• Supplied records:
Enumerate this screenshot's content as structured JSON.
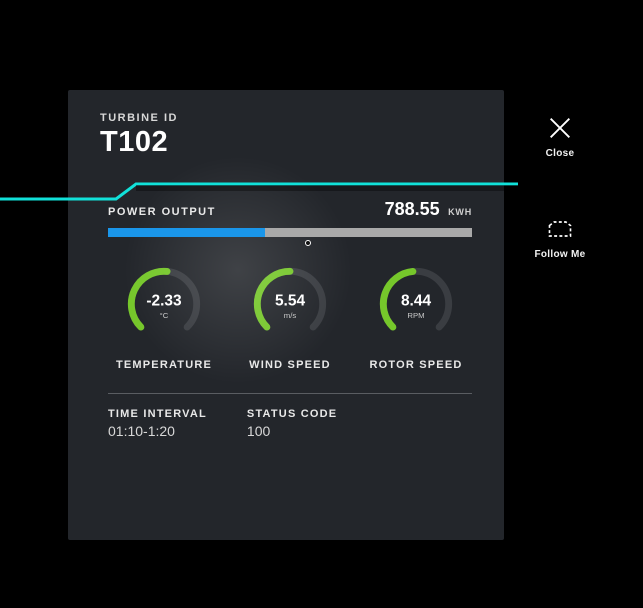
{
  "header": {
    "id_label": "TURBINE ID",
    "id_value": "T102"
  },
  "power": {
    "label": "POWER OUTPUT",
    "value": "788.55",
    "unit": "KWH",
    "fill_pct": 43,
    "handle_pct": 55
  },
  "gauges": {
    "temperature": {
      "value": "-2.33",
      "unit": "°C",
      "label": "TEMPERATURE",
      "arc_pct": 52
    },
    "wind": {
      "value": "5.54",
      "unit": "m/s",
      "label": "WIND SPEED",
      "arc_pct": 50
    },
    "rotor": {
      "value": "8.44",
      "unit": "RPM",
      "label": "ROTOR SPEED",
      "arc_pct": 48
    }
  },
  "info": {
    "interval_label": "TIME INTERVAL",
    "interval_value": "01:10-1:20",
    "status_label": "STATUS CODE",
    "status_value": "100"
  },
  "actions": {
    "close": "Close",
    "follow": "Follow Me"
  },
  "colors": {
    "accent": "#11e1d9",
    "bar_fill": "#1a96ea",
    "gauge_fill": "#76c72b"
  }
}
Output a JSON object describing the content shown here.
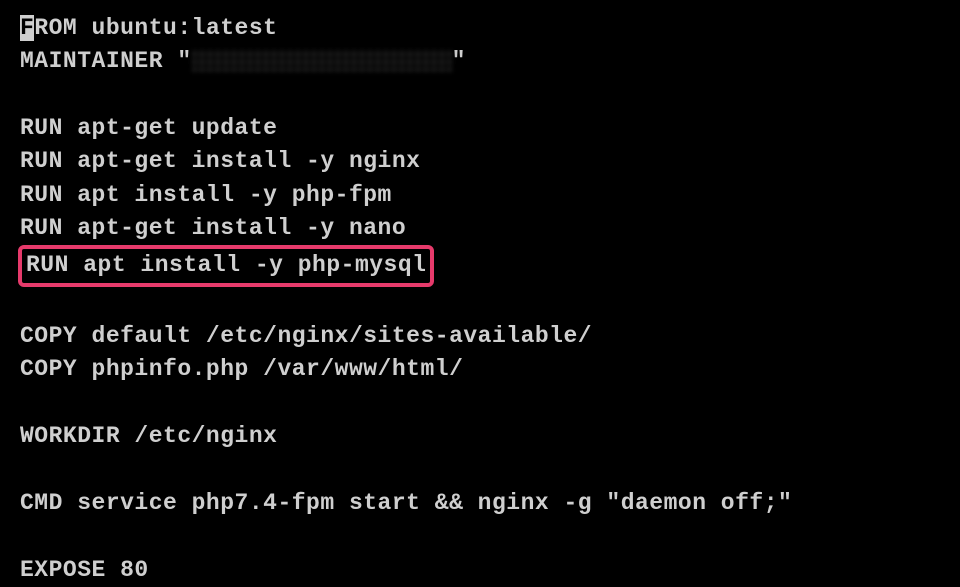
{
  "lines": {
    "l1_first": "F",
    "l1_rest": "ROM ubuntu:latest",
    "l2_pre": "MAINTAINER \"",
    "l2_post": "\"",
    "l3": "RUN apt-get update",
    "l4": "RUN apt-get install -y nginx",
    "l5": "RUN apt install -y php-fpm",
    "l6": "RUN apt-get install -y nano",
    "l7": "RUN apt install -y php-mysql",
    "l8": "COPY default /etc/nginx/sites-available/",
    "l9": "COPY phpinfo.php /var/www/html/",
    "l10": "WORKDIR /etc/nginx",
    "l11": "CMD service php7.4-fpm start && nginx -g \"daemon off;\"",
    "l12": "EXPOSE 80"
  },
  "highlight_color": "#e63a6b"
}
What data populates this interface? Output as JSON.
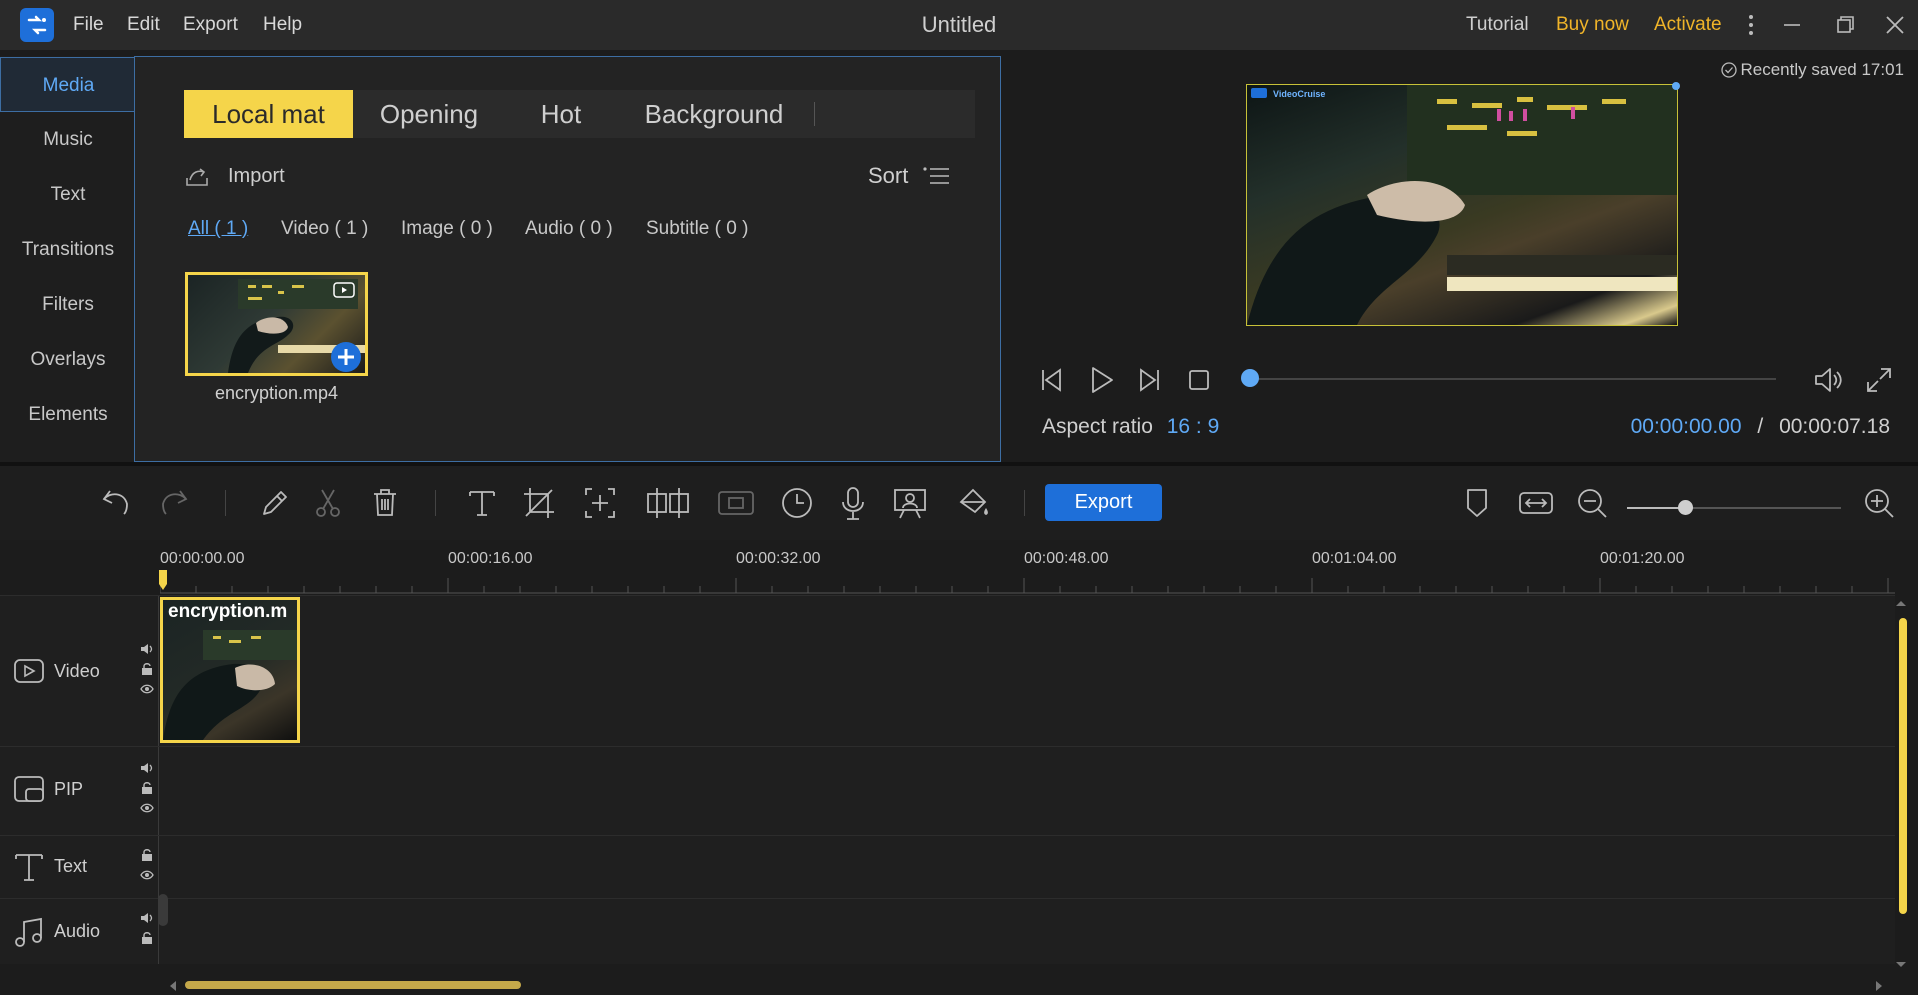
{
  "app": {
    "menu": [
      "File",
      "Edit",
      "Export",
      "Help"
    ],
    "title": "Untitled",
    "links": {
      "tutorial": "Tutorial",
      "buy": "Buy now",
      "activate": "Activate"
    }
  },
  "colors": {
    "accent": "#5fa9f5",
    "highlight": "#f5d54a",
    "brand": "#1e6fd9",
    "link": "#f0b429"
  },
  "side_nav": [
    "Media",
    "Music",
    "Text",
    "Transitions",
    "Filters",
    "Overlays",
    "Elements"
  ],
  "media": {
    "tabs": [
      "Local mat",
      "Opening",
      "Hot",
      "Background"
    ],
    "import_label": "Import",
    "sort_label": "Sort",
    "filters": [
      "All ( 1 )",
      "Video ( 1 )",
      "Image ( 0 )",
      "Audio ( 0 )",
      "Subtitle ( 0 )"
    ],
    "items": [
      {
        "name": "encryption.mp4"
      }
    ]
  },
  "preview": {
    "saved": "Recently saved 17:01",
    "badge": "VideoCruise",
    "aspect_label": "Aspect ratio",
    "aspect_value": "16 : 9",
    "time_current": "00:00:00.00",
    "time_sep": "/",
    "time_total": "00:00:07.18"
  },
  "toolbar": {
    "export_label": "Export"
  },
  "timeline": {
    "ruler": [
      "00:00:00.00",
      "00:00:16.00",
      "00:00:32.00",
      "00:00:48.00",
      "00:01:04.00",
      "00:01:20.00"
    ],
    "tracks": [
      "Video",
      "PIP",
      "Text",
      "Audio"
    ],
    "clip_title": "encryption.m"
  }
}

• The problem: Go back to the records above and write them out exactly, without the pictures.

• Full answer:
Enumerate this screenshot's content as structured JSON.
{
  "header": {
    "id_label": "TURBINE ID",
    "id_value": "T102"
  },
  "power": {
    "label": "POWER OUTPUT",
    "value": "788.55",
    "unit": "KWH",
    "fill_pct": 43,
    "handle_pct": 55
  },
  "gauges": {
    "temperature": {
      "value": "-2.33",
      "unit": "°C",
      "label": "TEMPERATURE",
      "arc_pct": 52
    },
    "wind": {
      "value": "5.54",
      "unit": "m/s",
      "label": "WIND SPEED",
      "arc_pct": 50
    },
    "rotor": {
      "value": "8.44",
      "unit": "RPM",
      "label": "ROTOR SPEED",
      "arc_pct": 48
    }
  },
  "info": {
    "interval_label": "TIME INTERVAL",
    "interval_value": "01:10-1:20",
    "status_label": "STATUS CODE",
    "status_value": "100"
  },
  "actions": {
    "close": "Close",
    "follow": "Follow Me"
  },
  "colors": {
    "accent": "#11e1d9",
    "bar_fill": "#1a96ea",
    "gauge_fill": "#76c72b"
  }
}
Output a JSON object describing the content shown here.
{
  "lines": {
    "l1_first": "F",
    "l1_rest": "ROM ubuntu:latest",
    "l2_pre": "MAINTAINER \"",
    "l2_post": "\"",
    "l3": "RUN apt-get update",
    "l4": "RUN apt-get install -y nginx",
    "l5": "RUN apt install -y php-fpm",
    "l6": "RUN apt-get install -y nano",
    "l7": "RUN apt install -y php-mysql",
    "l8": "COPY default /etc/nginx/sites-available/",
    "l9": "COPY phpinfo.php /var/www/html/",
    "l10": "WORKDIR /etc/nginx",
    "l11": "CMD service php7.4-fpm start && nginx -g \"daemon off;\"",
    "l12": "EXPOSE 80"
  },
  "highlight_color": "#e63a6b"
}
What data populates this interface? Output as JSON.
{
  "app": {
    "menu": [
      "File",
      "Edit",
      "Export",
      "Help"
    ],
    "title": "Untitled",
    "links": {
      "tutorial": "Tutorial",
      "buy": "Buy now",
      "activate": "Activate"
    }
  },
  "colors": {
    "accent": "#5fa9f5",
    "highlight": "#f5d54a",
    "brand": "#1e6fd9",
    "link": "#f0b429"
  },
  "side_nav": [
    "Media",
    "Music",
    "Text",
    "Transitions",
    "Filters",
    "Overlays",
    "Elements"
  ],
  "media": {
    "tabs": [
      "Local mat",
      "Opening",
      "Hot",
      "Background"
    ],
    "import_label": "Import",
    "sort_label": "Sort",
    "filters": [
      "All ( 1 )",
      "Video ( 1 )",
      "Image ( 0 )",
      "Audio ( 0 )",
      "Subtitle ( 0 )"
    ],
    "items": [
      {
        "name": "encryption.mp4"
      }
    ]
  },
  "preview": {
    "saved": "Recently saved 17:01",
    "badge": "VideoCruise",
    "aspect_label": "Aspect ratio",
    "aspect_value": "16 : 9",
    "time_current": "00:00:00.00",
    "time_sep": "/",
    "time_total": "00:00:07.18"
  },
  "toolbar": {
    "export_label": "Export"
  },
  "timeline": {
    "ruler": [
      "00:00:00.00",
      "00:00:16.00",
      "00:00:32.00",
      "00:00:48.00",
      "00:01:04.00",
      "00:01:20.00"
    ],
    "tracks": [
      "Video",
      "PIP",
      "Text",
      "Audio"
    ],
    "clip_title": "encryption.m"
  }
}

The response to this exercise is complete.